== DATA ==
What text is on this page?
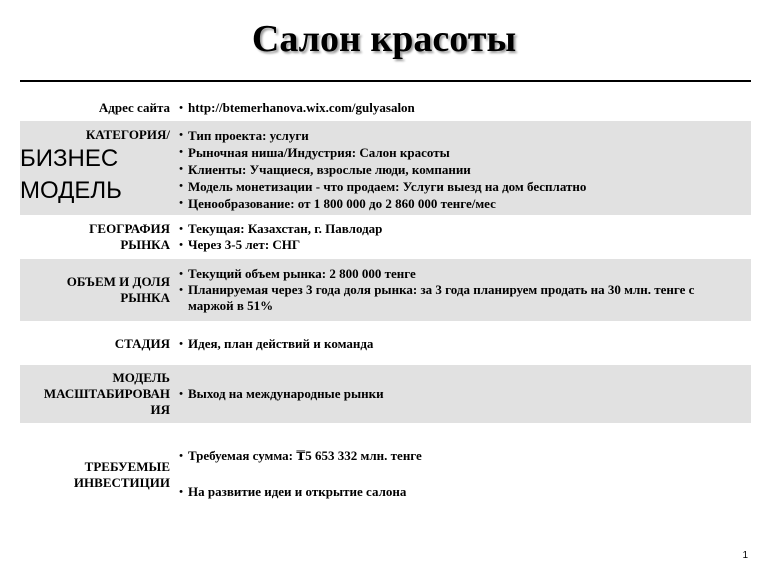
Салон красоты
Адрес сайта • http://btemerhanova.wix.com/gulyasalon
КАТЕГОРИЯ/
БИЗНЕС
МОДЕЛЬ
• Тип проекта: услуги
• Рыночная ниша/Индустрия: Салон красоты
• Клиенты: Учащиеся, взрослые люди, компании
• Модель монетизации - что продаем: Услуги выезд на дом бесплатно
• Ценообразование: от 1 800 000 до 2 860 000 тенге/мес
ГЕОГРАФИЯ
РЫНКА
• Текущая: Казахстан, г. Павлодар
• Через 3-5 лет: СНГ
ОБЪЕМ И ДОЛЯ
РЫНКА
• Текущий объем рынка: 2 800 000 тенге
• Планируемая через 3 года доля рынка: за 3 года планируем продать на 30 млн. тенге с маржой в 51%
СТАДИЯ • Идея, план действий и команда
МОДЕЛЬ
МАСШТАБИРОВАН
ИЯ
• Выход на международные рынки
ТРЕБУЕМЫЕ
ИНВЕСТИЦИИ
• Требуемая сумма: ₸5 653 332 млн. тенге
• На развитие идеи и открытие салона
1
===
== DATA ==
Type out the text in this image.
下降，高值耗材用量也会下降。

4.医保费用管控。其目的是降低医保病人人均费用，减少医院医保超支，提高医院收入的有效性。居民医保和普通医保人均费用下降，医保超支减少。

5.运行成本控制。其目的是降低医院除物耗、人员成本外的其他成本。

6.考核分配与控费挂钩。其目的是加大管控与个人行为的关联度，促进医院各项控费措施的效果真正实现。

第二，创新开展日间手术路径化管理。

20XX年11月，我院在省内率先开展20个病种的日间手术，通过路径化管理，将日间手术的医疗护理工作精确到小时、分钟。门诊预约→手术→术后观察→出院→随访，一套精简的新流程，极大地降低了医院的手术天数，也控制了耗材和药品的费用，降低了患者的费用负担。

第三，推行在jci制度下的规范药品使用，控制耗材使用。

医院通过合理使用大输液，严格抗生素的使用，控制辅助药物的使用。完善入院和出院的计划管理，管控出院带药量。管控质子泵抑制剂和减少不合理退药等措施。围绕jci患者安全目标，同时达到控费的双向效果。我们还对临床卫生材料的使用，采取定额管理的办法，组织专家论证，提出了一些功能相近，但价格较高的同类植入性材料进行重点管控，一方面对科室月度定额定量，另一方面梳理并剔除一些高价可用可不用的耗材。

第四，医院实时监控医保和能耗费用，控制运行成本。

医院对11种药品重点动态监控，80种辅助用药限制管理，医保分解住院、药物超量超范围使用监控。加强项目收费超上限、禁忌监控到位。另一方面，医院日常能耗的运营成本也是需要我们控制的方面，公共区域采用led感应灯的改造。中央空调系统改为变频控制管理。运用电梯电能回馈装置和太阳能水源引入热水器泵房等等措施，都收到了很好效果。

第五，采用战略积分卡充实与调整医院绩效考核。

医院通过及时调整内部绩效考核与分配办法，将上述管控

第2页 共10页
===
### TASK STATEMENT
Pull out each line holding the string "красоты".

### TASK OUTPUT
Салон красоты
• Рыночная ниша/Индустрия: Салон красоты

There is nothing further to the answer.